**Written request:**
Find the word "true" in the material below and gather every line that contains it.

**Provided data:**
+===+
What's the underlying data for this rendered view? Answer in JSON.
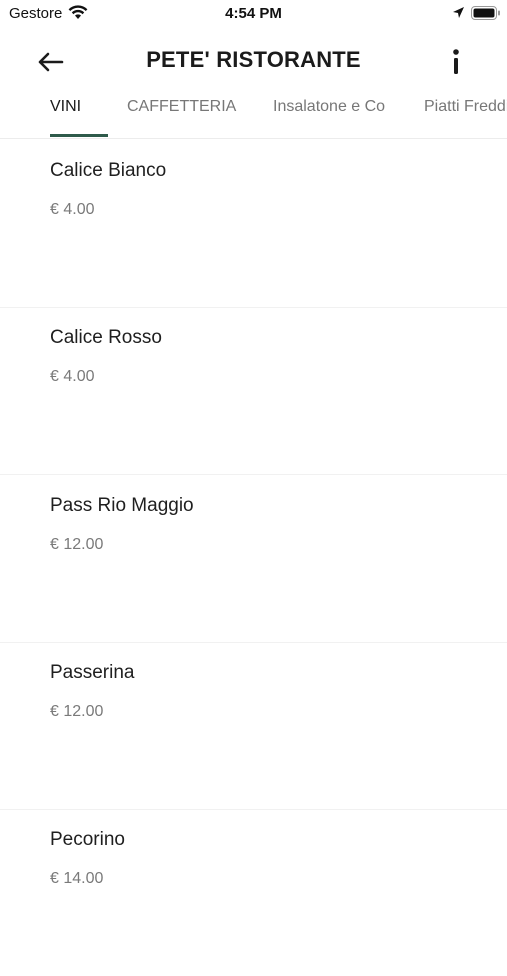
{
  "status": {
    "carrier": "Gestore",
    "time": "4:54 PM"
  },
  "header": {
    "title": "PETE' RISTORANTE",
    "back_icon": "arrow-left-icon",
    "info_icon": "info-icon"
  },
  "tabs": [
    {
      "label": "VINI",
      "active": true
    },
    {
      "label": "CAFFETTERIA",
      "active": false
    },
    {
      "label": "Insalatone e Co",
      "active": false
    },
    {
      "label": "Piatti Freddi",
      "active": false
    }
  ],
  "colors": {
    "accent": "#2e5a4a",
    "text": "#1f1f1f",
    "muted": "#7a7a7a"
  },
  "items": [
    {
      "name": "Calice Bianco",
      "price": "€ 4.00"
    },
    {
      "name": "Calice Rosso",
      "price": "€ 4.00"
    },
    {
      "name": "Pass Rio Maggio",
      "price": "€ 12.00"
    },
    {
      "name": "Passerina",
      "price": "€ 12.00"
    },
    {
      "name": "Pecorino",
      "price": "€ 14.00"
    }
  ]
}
+===+
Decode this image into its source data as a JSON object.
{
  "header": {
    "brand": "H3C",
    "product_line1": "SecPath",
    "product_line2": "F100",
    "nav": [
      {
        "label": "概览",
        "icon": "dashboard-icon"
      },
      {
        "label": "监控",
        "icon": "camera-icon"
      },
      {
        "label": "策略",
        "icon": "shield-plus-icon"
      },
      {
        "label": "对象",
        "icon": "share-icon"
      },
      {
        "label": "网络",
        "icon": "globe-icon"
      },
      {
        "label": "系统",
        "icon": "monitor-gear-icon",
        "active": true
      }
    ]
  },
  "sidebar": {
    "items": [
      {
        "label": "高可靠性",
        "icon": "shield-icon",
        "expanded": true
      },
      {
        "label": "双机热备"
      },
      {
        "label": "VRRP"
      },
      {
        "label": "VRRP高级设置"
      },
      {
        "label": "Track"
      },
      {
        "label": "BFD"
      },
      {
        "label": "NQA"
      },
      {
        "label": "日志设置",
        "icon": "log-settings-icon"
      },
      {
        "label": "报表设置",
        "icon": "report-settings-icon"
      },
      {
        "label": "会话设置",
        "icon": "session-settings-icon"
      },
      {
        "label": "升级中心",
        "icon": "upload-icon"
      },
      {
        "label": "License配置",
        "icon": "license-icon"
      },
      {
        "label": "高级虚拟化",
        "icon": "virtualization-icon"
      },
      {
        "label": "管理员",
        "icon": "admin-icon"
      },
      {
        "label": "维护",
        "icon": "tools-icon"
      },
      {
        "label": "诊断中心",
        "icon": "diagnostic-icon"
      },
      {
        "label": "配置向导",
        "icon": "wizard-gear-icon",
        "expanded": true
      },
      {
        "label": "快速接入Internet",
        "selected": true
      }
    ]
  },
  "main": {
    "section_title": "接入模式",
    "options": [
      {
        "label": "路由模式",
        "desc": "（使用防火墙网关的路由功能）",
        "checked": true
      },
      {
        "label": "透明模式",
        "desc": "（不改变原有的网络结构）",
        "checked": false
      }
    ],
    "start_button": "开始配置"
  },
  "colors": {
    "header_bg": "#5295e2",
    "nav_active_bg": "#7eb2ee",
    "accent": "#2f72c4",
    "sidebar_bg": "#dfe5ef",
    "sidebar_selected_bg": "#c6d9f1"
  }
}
+===+
**Written solution:**
      "active": true
        "active": true
        "expanded": true
        "expanded": true
        "selected": true
        "checked": true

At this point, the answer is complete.